» **Aim of the task**
State only how many lines contain the string "plane".

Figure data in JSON

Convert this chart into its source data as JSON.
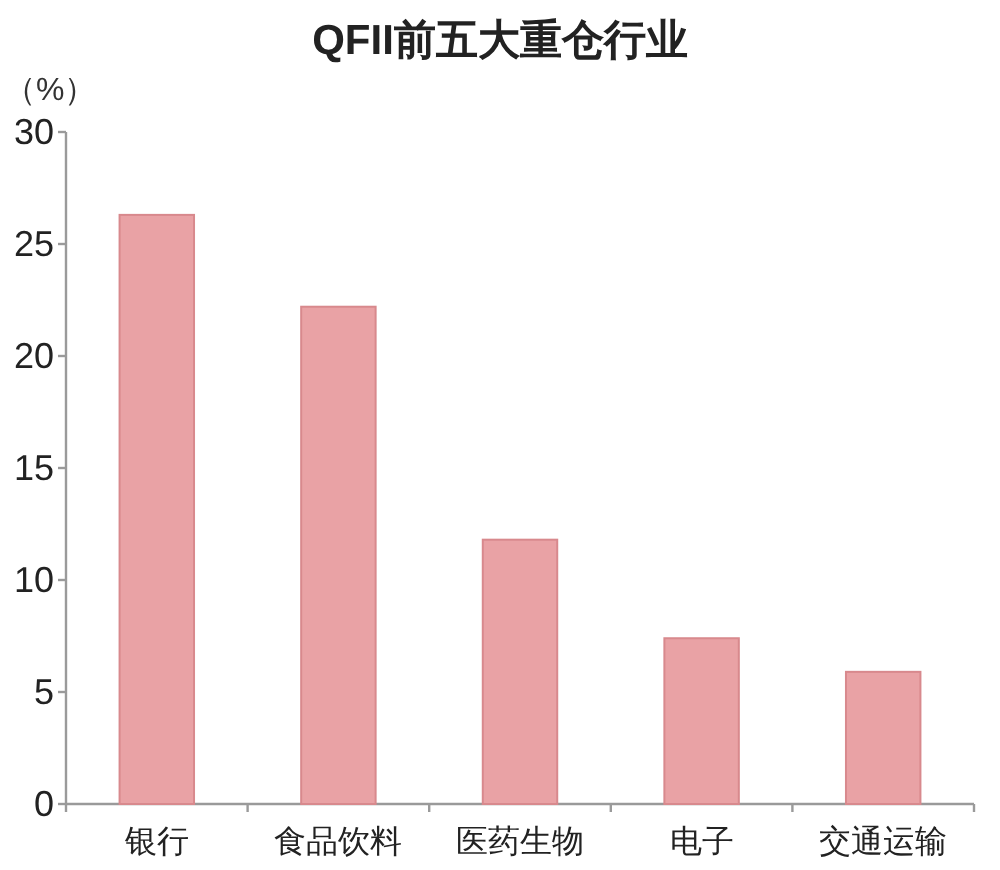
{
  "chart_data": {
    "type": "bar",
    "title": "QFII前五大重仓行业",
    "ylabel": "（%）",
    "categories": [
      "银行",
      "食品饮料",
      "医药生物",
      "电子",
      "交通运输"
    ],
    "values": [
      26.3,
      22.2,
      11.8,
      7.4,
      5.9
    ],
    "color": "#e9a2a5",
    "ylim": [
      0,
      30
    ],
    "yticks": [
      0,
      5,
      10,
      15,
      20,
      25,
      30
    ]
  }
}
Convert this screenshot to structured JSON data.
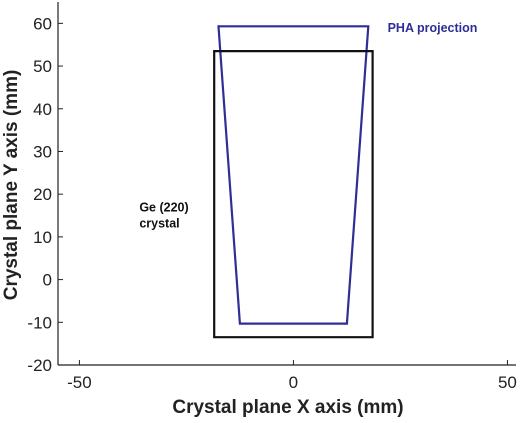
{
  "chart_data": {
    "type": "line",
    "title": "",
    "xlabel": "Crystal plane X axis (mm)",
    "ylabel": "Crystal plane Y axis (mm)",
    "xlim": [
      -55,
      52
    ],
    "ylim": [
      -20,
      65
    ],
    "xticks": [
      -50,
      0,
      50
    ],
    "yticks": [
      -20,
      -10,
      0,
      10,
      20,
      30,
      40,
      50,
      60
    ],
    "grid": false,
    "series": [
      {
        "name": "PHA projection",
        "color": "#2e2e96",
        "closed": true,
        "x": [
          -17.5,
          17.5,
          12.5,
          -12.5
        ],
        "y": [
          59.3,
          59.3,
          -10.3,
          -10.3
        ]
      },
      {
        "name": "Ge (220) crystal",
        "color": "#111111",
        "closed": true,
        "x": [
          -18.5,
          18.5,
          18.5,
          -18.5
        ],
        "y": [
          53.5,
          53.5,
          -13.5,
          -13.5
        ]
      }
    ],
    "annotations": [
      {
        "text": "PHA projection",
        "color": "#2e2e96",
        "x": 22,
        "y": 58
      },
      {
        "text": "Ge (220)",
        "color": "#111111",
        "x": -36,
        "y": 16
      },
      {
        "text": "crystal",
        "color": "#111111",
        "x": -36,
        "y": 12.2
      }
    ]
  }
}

» **Correct answer**
2